* **Saved entries**

** Begin **

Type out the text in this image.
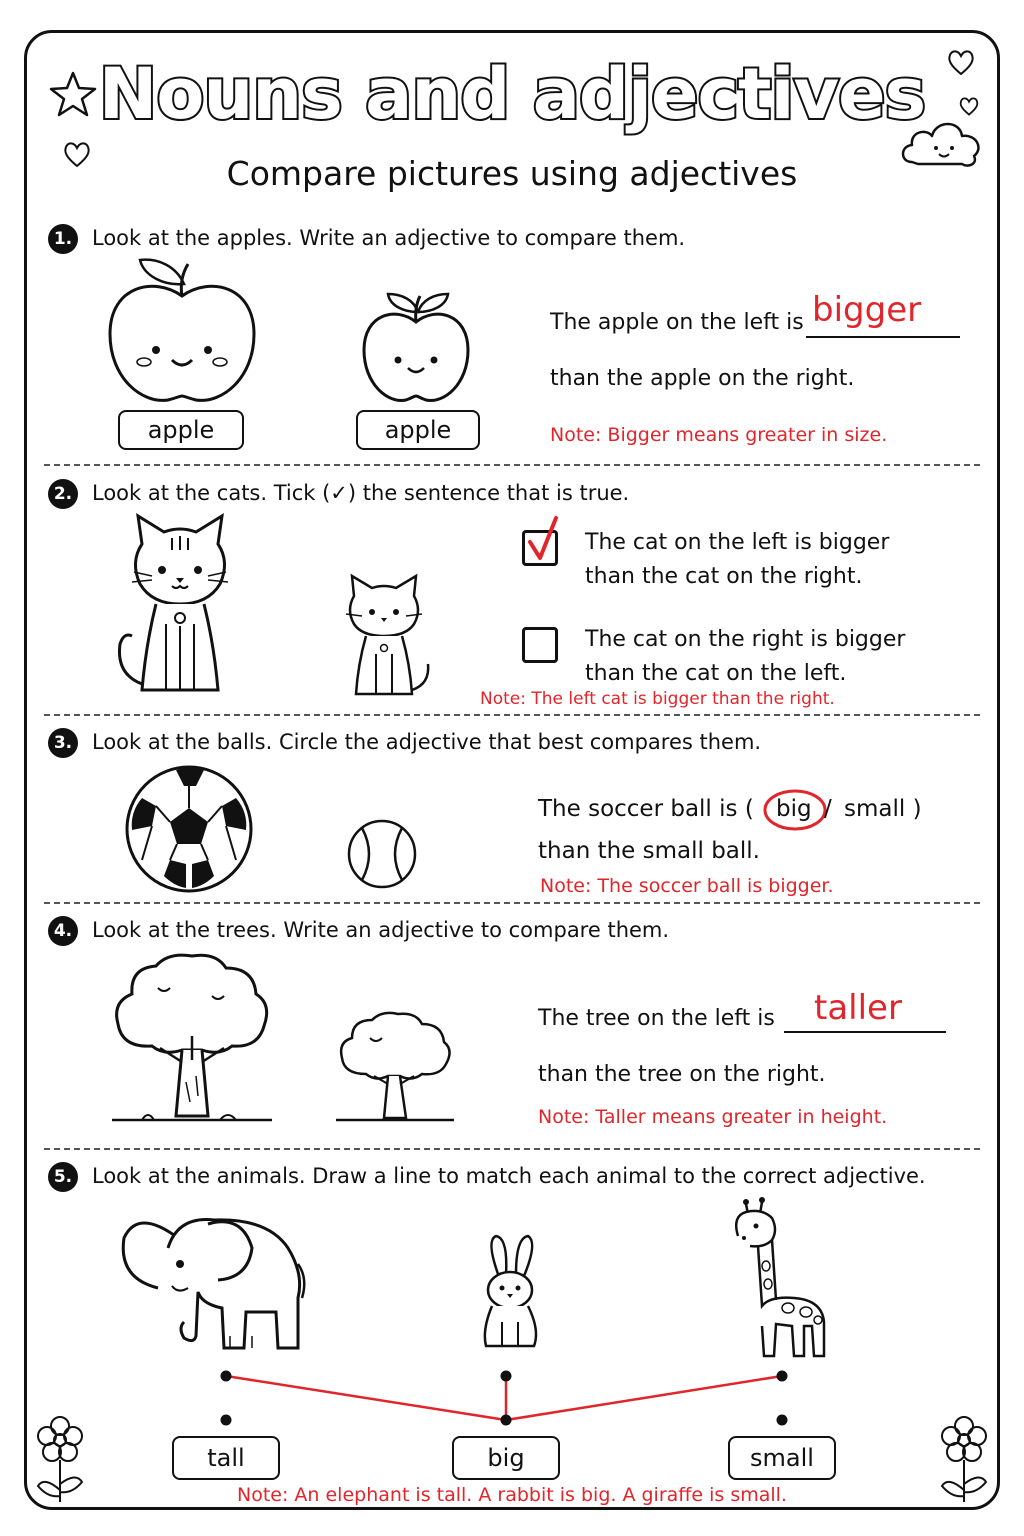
Nouns and adjectives
Compare pictures using adjectives
1. Look at the apples. Write an adjective to compare them.
apple	apple
The apple on the left is bigger
than the apple on the right.
Note: Bigger means greater in size.
2. Look at the cats. Tick (✓) the sentence that is true.
The cat on the left is bigger
than the cat on the right.
The cat on the right is bigger
than the cat on the left.
Note: The left cat is bigger than the right.
3. Look at the balls. Circle the adjective that best compares them.
The soccer ball is ( big / small )
than the small ball.
Note: The soccer ball is bigger.
4. Look at the trees. Write an adjective to compare them.
The tree on the left is taller
than the tree on the right.
Note: Taller means greater in height.
5. Look at the animals. Draw a line to match each animal to the correct adjective.
tall	big	small
Note: An elephant is tall. A rabbit is big. A giraffe is small.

** End **

* **WHAT YOU HAVE TO DO**
Report only the number of lines in the records that include the word "greater".

* **TASK RESULT**
2